Copy the lines below without changing a character, starting at the line that contains "y-tick-labels: 0.96 0.965" and continuing up to and including the line that contains "370, 314, 395]".

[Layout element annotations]
◆ ◆ ◆ ◆ ◆ ◆ ◆

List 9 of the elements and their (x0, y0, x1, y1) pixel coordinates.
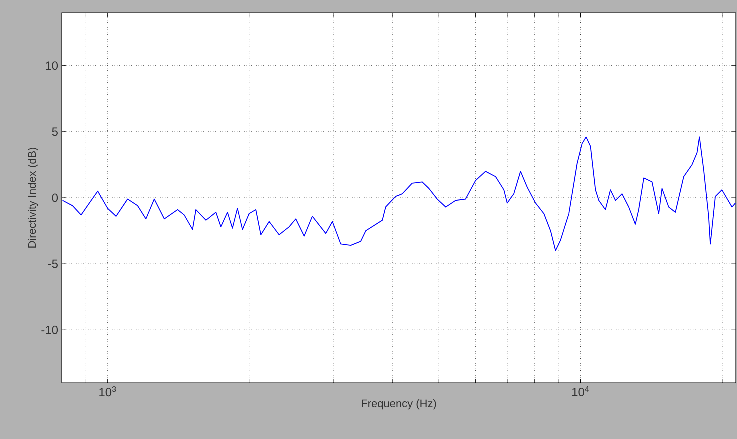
x-axis-title: Frequency (Hz) (362, 399, 436, 410)
y-tick-label: -5 (48, 260, 58, 268)
y-tick-label: 5 (52, 128, 58, 136)
x-tick-label: 10$^{4}$ (572, 386, 590, 396)
y-tick-label: -10 (42, 326, 58, 334)
y-tick-label: 0 (52, 194, 58, 202)
y-axis-title: Directivity Index (dB) (28, 148, 38, 248)
x-tick-label: 10$^{3}$ (100, 386, 116, 397)
y-tick-label: 10 (46, 62, 58, 70)
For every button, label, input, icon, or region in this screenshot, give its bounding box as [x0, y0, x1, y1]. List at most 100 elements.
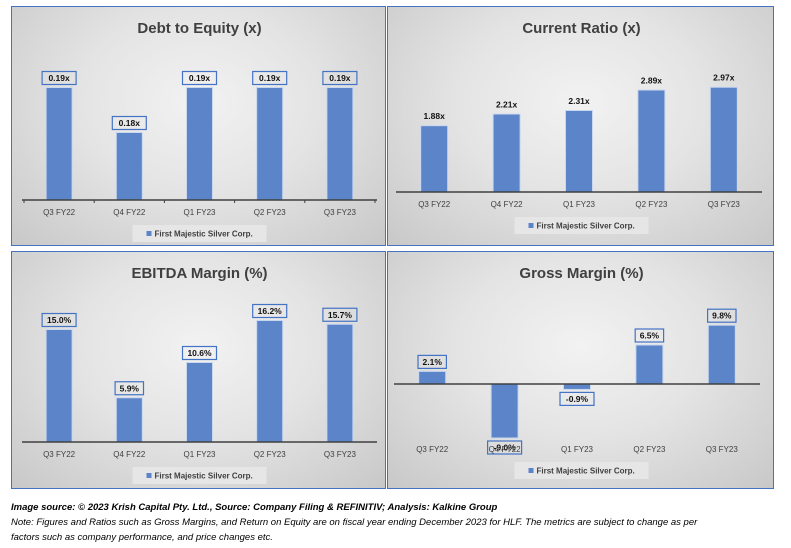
data-label: 15.0% — [47, 315, 72, 325]
data-label: 2.1% — [423, 357, 443, 367]
bar — [492, 113, 521, 193]
data-label: 0.19x — [259, 73, 281, 83]
x-tick-label: Q2 FY23 — [635, 200, 668, 209]
legend-marker — [146, 231, 152, 236]
note-text-line-1: Note: Figures and Ratios such as Gross M… — [11, 517, 698, 528]
legend-marker — [146, 473, 152, 478]
x-tick-label: Q3 FY23 — [324, 450, 357, 459]
x-tick-label: Q3 FY23 — [708, 200, 741, 209]
bar — [256, 87, 284, 201]
x-tick-label: Q2 FY23 — [254, 450, 287, 459]
data-label-box — [634, 328, 665, 343]
data-label-box — [181, 70, 218, 86]
data-label-box — [252, 303, 288, 319]
data-label-box — [41, 312, 77, 328]
data-label: 2.31x — [568, 96, 590, 106]
chart-canvas: Gross Margin (%) 2.1% -9.0% -0.9% 6.5% 9.8% Q3… — [394, 265, 760, 479]
chart-title: EBITDA Margin (%) — [131, 265, 267, 282]
bar — [326, 87, 354, 201]
bar — [186, 87, 213, 201]
data-label: -0.9% — [566, 394, 589, 404]
x-tick-label: Q3 FY23 — [324, 208, 357, 217]
bar — [45, 87, 73, 201]
bar — [420, 125, 449, 193]
data-label-box — [252, 70, 288, 86]
gross-margin-chart: Gross Margin (%) 2.1% -9.0% -0.9% 6.5% 9.8% Q3… — [387, 251, 774, 489]
legend — [132, 225, 267, 242]
data-label: 2.21x — [496, 100, 518, 110]
data-label: 16.2% — [258, 306, 283, 316]
bar — [115, 397, 143, 443]
chart-canvas: EBITDA Margin (%) 15.0% 5.9% 10.6% 16.2% 15.7… — [22, 265, 377, 484]
data-label: 10.6% — [187, 348, 212, 358]
bar — [326, 323, 354, 443]
ebitda-margin-chart: EBITDA Margin (%) 15.0% 5.9% 10.6% 16.2% 15.7… — [11, 251, 386, 489]
data-label-box — [322, 70, 358, 86]
data-label: 1.88x — [424, 111, 446, 121]
data-label: 0.18x — [119, 118, 141, 128]
data-label-box — [111, 115, 147, 131]
legend — [132, 467, 267, 484]
legend-label: First Majestic Silver Corp. — [537, 467, 635, 476]
legend-label: First Majestic Silver Corp. — [155, 472, 253, 481]
x-tick-label: Q1 FY23 — [561, 445, 594, 454]
data-label: 2.97x — [713, 73, 735, 83]
x-tick-label: Q2 FY23 — [633, 445, 666, 454]
bar — [563, 383, 591, 390]
data-label: -9.0% — [493, 443, 516, 453]
x-tick-label: Q1 FY23 — [563, 200, 596, 209]
data-label: 0.19x — [48, 73, 70, 83]
x-tick-label: Q3 FY22 — [418, 200, 451, 209]
data-label: 15.7% — [328, 310, 353, 320]
data-label: 2.89x — [641, 76, 663, 86]
bar — [490, 383, 519, 439]
data-label: 5.9% — [120, 383, 140, 393]
legend-label: First Majestic Silver Corp. — [155, 230, 253, 239]
legend-marker — [528, 468, 534, 473]
current-ratio-chart: Current Ratio (x) 1.88x 2.21x 2.31x 2.89x 2.9… — [387, 6, 774, 246]
bar — [45, 329, 73, 443]
data-label-box — [322, 307, 358, 322]
x-tick-label: Q1 FY23 — [183, 208, 216, 217]
legend-label: First Majestic Silver Corp. — [537, 222, 635, 231]
data-label-box — [41, 70, 77, 86]
x-tick-label: Q2 FY23 — [254, 208, 287, 217]
data-label: 0.19x — [189, 73, 211, 83]
bar — [418, 370, 447, 385]
bar — [115, 132, 143, 201]
x-tick-label: Q3 FY23 — [706, 445, 739, 454]
chart-canvas: Current Ratio (x) 1.88x 2.21x 2.31x 2.89x 2.9… — [396, 20, 762, 234]
bar — [637, 89, 666, 193]
data-label-box — [486, 440, 523, 455]
data-label: 6.5% — [640, 331, 660, 341]
x-tick-label: Q4 FY22 — [113, 208, 146, 217]
bar — [565, 110, 593, 193]
bar — [256, 320, 284, 443]
chart-title: Gross Margin (%) — [519, 265, 643, 282]
footer: Image source: © 2023 Krish Capital Pty. … — [11, 500, 781, 545]
bar — [635, 344, 664, 385]
bar — [707, 324, 736, 385]
data-label: 9.8% — [712, 311, 732, 321]
chart-title: Debt to Equity (x) — [137, 20, 261, 37]
x-tick-label: Q3 FY22 — [43, 450, 76, 459]
legend — [514, 462, 649, 479]
data-label-box — [181, 345, 218, 361]
debt-to-equity-chart: Debt to Equity (x) 0.19x 0.18x 0.19x 0.19x 0.… — [11, 6, 386, 246]
x-tick-label: Q3 FY22 — [416, 445, 449, 454]
data-label-box — [559, 391, 595, 406]
image-source-text: Image source: © 2023 Krish Capital Pty. … — [11, 502, 498, 513]
legend-marker — [528, 223, 534, 228]
data-label-box — [114, 381, 145, 396]
bar — [709, 86, 738, 193]
data-label-box — [417, 354, 447, 370]
x-tick-label: Q1 FY23 — [183, 450, 216, 459]
legend — [514, 217, 649, 234]
note-text-line-2: factors such as company performance, and… — [11, 532, 273, 543]
x-tick-label: Q4 FY22 — [489, 445, 522, 454]
bar — [186, 362, 213, 443]
x-tick-label: Q3 FY22 — [43, 208, 76, 217]
x-tick-label: Q4 FY22 — [113, 450, 146, 459]
data-label: 0.19x — [329, 73, 351, 83]
data-label-box — [707, 308, 737, 323]
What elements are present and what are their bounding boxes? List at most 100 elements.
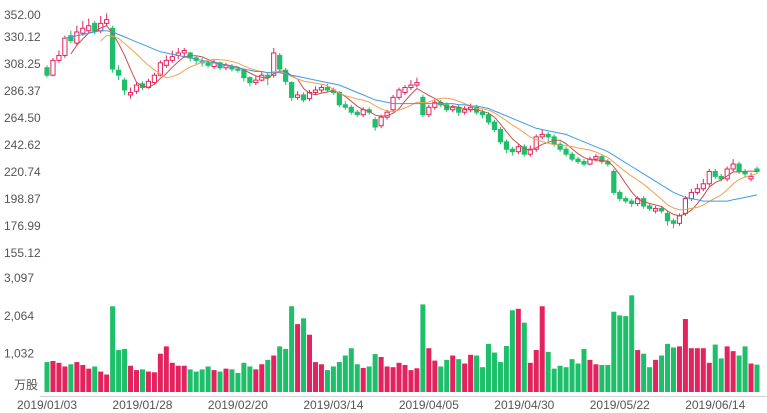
volume-bar xyxy=(527,362,533,392)
volume-bar xyxy=(223,368,229,392)
volume-bar xyxy=(122,348,128,392)
candle-body xyxy=(575,158,581,163)
candle-body xyxy=(664,212,671,222)
volume-bar xyxy=(754,364,760,392)
volume-bar xyxy=(235,373,241,392)
candle-body xyxy=(450,106,456,111)
candle-body xyxy=(533,136,539,150)
volume-bar xyxy=(98,371,104,392)
x-tick-label: 2019/01/28 xyxy=(112,398,172,412)
volume-bar xyxy=(312,362,318,392)
candle-body xyxy=(485,114,492,123)
volume-bar xyxy=(68,364,74,392)
volume-bar xyxy=(56,362,62,392)
volume-bar xyxy=(104,374,110,392)
volume-bar xyxy=(700,348,706,392)
volume-bar xyxy=(110,306,116,392)
volume-bar xyxy=(718,358,724,392)
x-tick-label: 2019/03/14 xyxy=(303,398,363,412)
volume-bar xyxy=(74,362,80,392)
volume-bar xyxy=(551,368,557,392)
volume-bar xyxy=(635,350,641,392)
candle-body xyxy=(127,91,134,96)
volume-bar xyxy=(593,364,599,392)
volume-bar xyxy=(408,370,414,392)
volume-bar xyxy=(289,306,295,392)
candle-body xyxy=(289,82,295,98)
volume-bar xyxy=(283,348,289,392)
candle-body xyxy=(748,175,754,180)
x-tick-label: 2019/05/22 xyxy=(590,398,650,412)
volume-bar xyxy=(647,367,653,392)
candle-body xyxy=(151,74,157,84)
volume-bar xyxy=(474,355,480,392)
x-tick-label: 2019/01/03 xyxy=(17,398,77,412)
volume-bar xyxy=(145,371,151,392)
candle-body xyxy=(271,52,277,76)
candle-body xyxy=(277,54,283,70)
candle-body xyxy=(74,31,80,44)
volume-bar xyxy=(420,304,426,392)
volume-bar xyxy=(456,359,462,392)
volume-bar xyxy=(611,311,617,392)
candle-body xyxy=(253,79,259,84)
volume-bar xyxy=(301,318,307,392)
candle-body xyxy=(563,148,569,155)
candle-body xyxy=(104,19,110,24)
candle-body xyxy=(688,191,694,200)
candle-body xyxy=(56,54,62,61)
volume-bar xyxy=(402,364,408,392)
volume-bar xyxy=(712,344,718,392)
volume-bar xyxy=(557,365,563,392)
volume-bar xyxy=(605,364,611,392)
volume-bar xyxy=(390,367,396,392)
volume-bar xyxy=(629,295,635,392)
candle-body xyxy=(682,198,689,214)
candle-body xyxy=(80,27,86,34)
volume-bar xyxy=(563,367,569,392)
volume-bar xyxy=(187,369,193,392)
x-tick-label: 2019/06/14 xyxy=(685,398,745,412)
volume-bar xyxy=(360,367,366,392)
volume-bar xyxy=(80,364,86,392)
volume-bar xyxy=(694,348,700,392)
candle-body xyxy=(509,148,515,153)
volume-bar xyxy=(623,316,629,392)
candle-body xyxy=(623,198,629,202)
candle-body xyxy=(581,161,587,165)
candle-body xyxy=(62,37,68,56)
volume-bar xyxy=(724,346,730,392)
candle-body xyxy=(736,163,742,172)
volume-bar xyxy=(653,359,659,392)
candle-body xyxy=(420,96,426,116)
volume-bar xyxy=(491,352,497,392)
volume-bar xyxy=(706,362,712,392)
volume-bar xyxy=(378,356,384,392)
volume-bar xyxy=(587,359,593,392)
volume-bar xyxy=(342,355,348,392)
volume-bar xyxy=(163,346,169,392)
volume-bar xyxy=(468,354,474,392)
candle-body xyxy=(121,79,128,91)
candle-body xyxy=(300,94,307,101)
candle-body xyxy=(396,89,402,98)
volume-bar xyxy=(414,368,420,392)
candle-body xyxy=(694,188,700,193)
candle-body xyxy=(92,22,98,32)
volume-bar xyxy=(62,366,68,392)
volume-bar xyxy=(151,372,157,392)
volume-bar xyxy=(44,362,50,392)
candle-body xyxy=(527,148,533,155)
volume-bar xyxy=(128,365,134,392)
volume-bar xyxy=(295,324,301,392)
volume-bar xyxy=(569,359,575,392)
candle-body xyxy=(676,215,683,224)
candle-body xyxy=(557,143,563,150)
volume-bar xyxy=(175,365,181,392)
candle-body xyxy=(593,156,599,160)
candle-body xyxy=(372,119,378,128)
candle-body xyxy=(115,69,122,76)
candle-body xyxy=(342,104,348,108)
volume-bar xyxy=(396,362,402,392)
candle-body xyxy=(730,163,736,170)
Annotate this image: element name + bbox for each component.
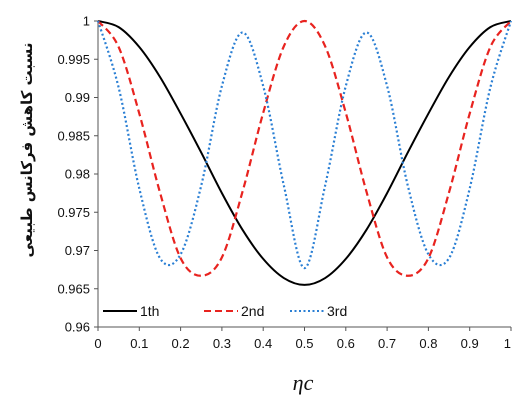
y-tick-labels: 0.96 0.965 0.97 0.975 0.98 0.985 0.99 0.995 1	[57, 14, 90, 335]
series-lines	[96, 19, 512, 286]
legend-label-1th: 1th	[140, 303, 159, 319]
y-tick-label: 0.995	[57, 52, 90, 67]
x-axis-label: ηc	[293, 370, 314, 395]
y-tick-label: 1	[83, 14, 90, 29]
y-axis-label: نسبت کاهش فرکانس طبیعی	[18, 43, 36, 258]
x-tick-label: 0.2	[172, 336, 190, 351]
series-line-2nd	[97, 19, 512, 277]
x-tick-label: 0.7	[378, 336, 396, 351]
x-tick-labels: 0 0.1 0.2 0.3 0.4 0.5 0.6 0.7 0.8 0.9 1	[94, 336, 511, 351]
x-tick-label: 0.5	[295, 336, 313, 351]
legend-label-3rd: 3rd	[327, 303, 347, 319]
series-line-1th	[97, 20, 512, 286]
y-tick-label: 0.96	[65, 320, 90, 335]
x-tick-label: 0.4	[254, 336, 272, 351]
y-tick-label: 0.975	[57, 205, 90, 220]
y-tick-label: 0.99	[65, 90, 90, 105]
x-tick-label: 1	[504, 336, 511, 351]
y-tick-label: 0.98	[65, 167, 90, 182]
x-tick-label: 0.6	[337, 336, 355, 351]
x-tick-label: 0.8	[419, 336, 437, 351]
legend-label-2nd: 2nd	[241, 303, 264, 319]
x-tick-label: 0	[94, 336, 101, 351]
axes	[94, 20, 512, 331]
x-tick-label: 0.3	[213, 336, 231, 351]
legend: 1th 2nd 3rd	[103, 303, 347, 319]
y-tick-label: 0.985	[57, 128, 90, 143]
x-tick-label: 0.1	[130, 336, 148, 351]
y-tick-label: 0.97	[65, 243, 90, 258]
y-tick-label: 0.965	[57, 281, 90, 296]
series-line-3rd	[96, 20, 512, 270]
x-tick-label: 0.9	[461, 336, 479, 351]
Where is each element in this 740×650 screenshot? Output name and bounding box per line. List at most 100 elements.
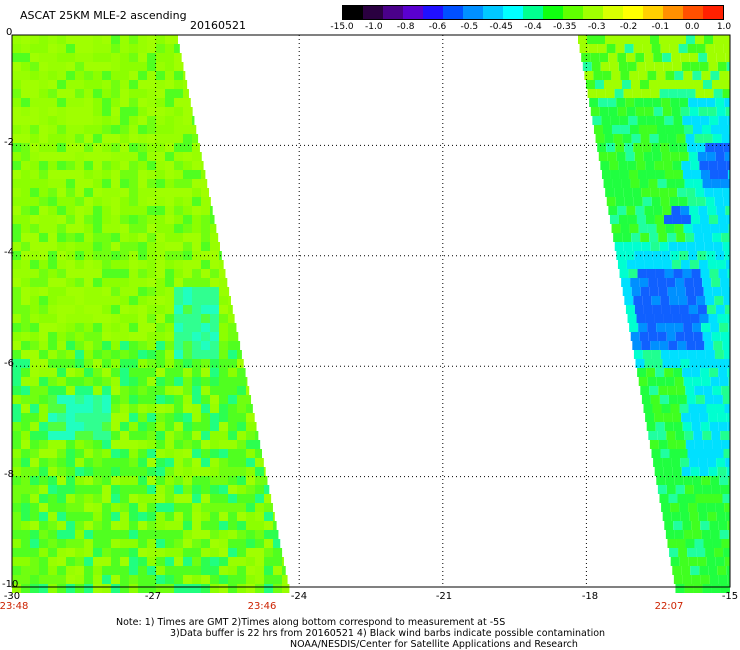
wind-cell — [724, 251, 730, 260]
wind-cell — [129, 413, 138, 422]
wind-cell — [192, 476, 201, 485]
wind-cell — [138, 278, 147, 287]
wind-cell — [665, 323, 675, 332]
wind-cell — [661, 305, 671, 314]
wind-cell — [111, 260, 120, 269]
wind-cell — [228, 287, 230, 296]
color-scale-swatch — [343, 6, 363, 19]
wind-cell — [192, 305, 201, 314]
wind-cell — [111, 458, 120, 467]
wind-cell — [84, 125, 93, 134]
wind-cell — [21, 548, 30, 557]
wind-cell — [66, 305, 75, 314]
wind-cell — [66, 359, 75, 368]
wind-cell — [174, 107, 183, 116]
wind-cell — [75, 467, 84, 476]
wind-cell — [710, 224, 720, 233]
wind-cell — [174, 395, 183, 404]
wind-cell — [656, 377, 666, 386]
wind-cell — [686, 341, 696, 350]
wind-cell — [210, 521, 219, 530]
wind-cell — [39, 431, 48, 440]
wind-cell — [183, 422, 192, 431]
wind-cell — [147, 134, 156, 143]
wind-cell — [156, 116, 165, 125]
wind-cell — [681, 62, 691, 71]
x-tick-label: -27 — [144, 591, 162, 602]
wind-cell — [102, 305, 111, 314]
wind-cell — [683, 125, 693, 134]
wind-cell — [174, 98, 183, 107]
wind-cell — [687, 143, 697, 152]
wind-cell — [609, 215, 619, 224]
wind-cell — [201, 242, 210, 251]
wind-cell — [138, 71, 147, 80]
wind-cell — [57, 584, 66, 593]
wind-cell — [645, 161, 655, 170]
wind-cell — [671, 359, 681, 368]
wind-cell — [165, 575, 174, 584]
wind-cell — [21, 161, 30, 170]
wind-cell — [120, 197, 129, 206]
color-scale-label: -0.2 — [619, 22, 638, 32]
wind-cell — [650, 341, 660, 350]
wind-cell — [147, 323, 156, 332]
wind-cell — [174, 314, 183, 323]
wind-cell — [93, 494, 102, 503]
wind-cell — [102, 116, 111, 125]
wind-cell — [75, 440, 84, 449]
wind-cell — [165, 197, 174, 206]
wind-cell — [39, 206, 48, 215]
wind-cell — [702, 584, 712, 593]
wind-cell — [255, 440, 261, 449]
wind-cell — [255, 458, 264, 467]
wind-cell — [147, 296, 156, 305]
wind-cell — [174, 161, 183, 170]
wind-cell — [642, 296, 652, 305]
wind-cell — [12, 332, 21, 341]
wind-cell — [30, 269, 39, 278]
wind-cell — [75, 107, 84, 116]
wind-cell — [102, 458, 111, 467]
wind-cell — [727, 575, 730, 584]
wind-cell — [237, 467, 246, 476]
wind-cell — [111, 224, 120, 233]
wind-cell — [689, 53, 699, 62]
wind-cell — [48, 62, 57, 71]
wind-cell — [75, 116, 84, 125]
wind-cell — [21, 260, 30, 269]
color-scale-label: -15.0 — [330, 22, 354, 32]
wind-cell — [93, 260, 102, 269]
wind-cell — [228, 521, 237, 530]
wind-cell — [661, 404, 671, 413]
wind-cell — [219, 296, 228, 305]
wind-cell — [210, 503, 219, 512]
wind-cell — [622, 134, 632, 143]
wind-cell — [147, 215, 156, 224]
wind-cell — [75, 413, 84, 422]
wind-cell — [111, 161, 120, 170]
wind-cell — [156, 107, 165, 116]
wind-cell — [138, 125, 147, 134]
wind-cell — [694, 134, 704, 143]
wind-cell — [138, 350, 147, 359]
wind-cell — [138, 359, 147, 368]
wind-cell — [614, 89, 624, 98]
wind-cell — [631, 287, 641, 296]
wind-cell — [605, 35, 614, 44]
wind-cell — [663, 467, 673, 476]
wind-cell — [219, 242, 220, 251]
wind-cell — [264, 521, 273, 530]
wind-cell — [57, 503, 66, 512]
wind-cell — [138, 161, 147, 170]
wind-cell — [183, 224, 192, 233]
wind-cell — [183, 314, 192, 323]
wind-cell — [608, 53, 618, 62]
wind-cell — [646, 422, 656, 431]
wind-cell — [39, 467, 48, 476]
wind-cell — [129, 548, 138, 557]
wind-cell — [75, 539, 84, 548]
wind-cell — [174, 341, 183, 350]
wind-cell — [102, 413, 111, 422]
wind-cell — [57, 494, 66, 503]
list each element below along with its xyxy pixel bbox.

◆ ◆ ◆ ◆ ◆ ◆ ◆

Task result:
y-tick-labels: 0.96 0.965 0.97 0.975 0.98 0.985 0.99 0.995 1	[57, 14, 90, 335]
series-lines	[96, 19, 512, 286]
legend-label-1th: 1th	[140, 303, 159, 319]
y-tick-label: 0.995	[57, 52, 90, 67]
x-axis-label: ηc	[293, 370, 314, 395]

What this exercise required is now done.